Given problem: Images are not part of the copy; transcribe all the data exactly.

Listed records:
....................
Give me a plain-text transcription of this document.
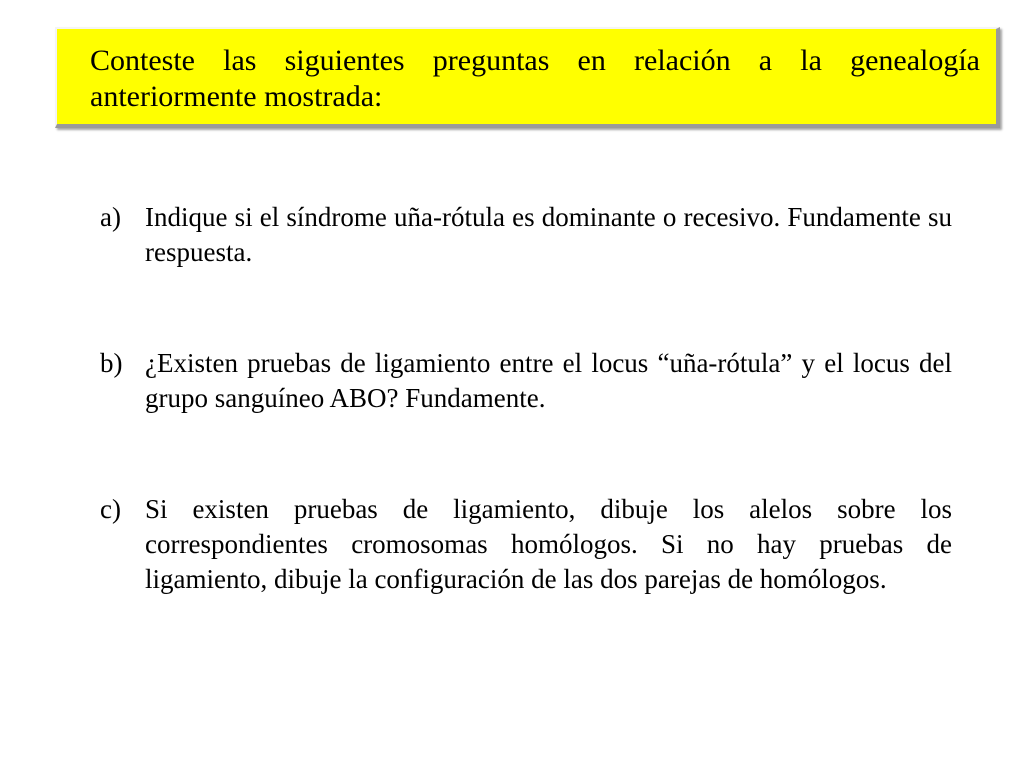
Conteste las siguientes preguntas en relación a la genealogía anteriormente mostrada:

a) Indique si el síndrome uña-rótula es dominante o recesivo. Fundamente su respuesta.
b) ¿Existen pruebas de ligamiento entre el locus “uña-rótula” y el locus del grupo sanguíneo ABO? Fundamente.
c) Si existen pruebas de ligamiento, dibuje los alelos sobre los correspondientes cromosomas homólogos. Si no hay pruebas de ligamiento, dibuje la configuración de las dos parejas de homólogos.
....................
Reply:
Give me a plain-text transcription of this document.
Conteste las siguientes preguntas en relación a la genealogía anteriormente mostrada:

a) Indique si el síndrome uña-rótula es dominante o recesivo. Fundamente su respuesta.
b) ¿Existen pruebas de ligamiento entre el locus “uña-rótula” y el locus del grupo sanguíneo ABO? Fundamente.
c) Si existen pruebas de ligamiento, dibuje los alelos sobre los correspondientes cromosomas homólogos. Si no hay pruebas de ligamiento, dibuje la configuración de las dos parejas de homólogos.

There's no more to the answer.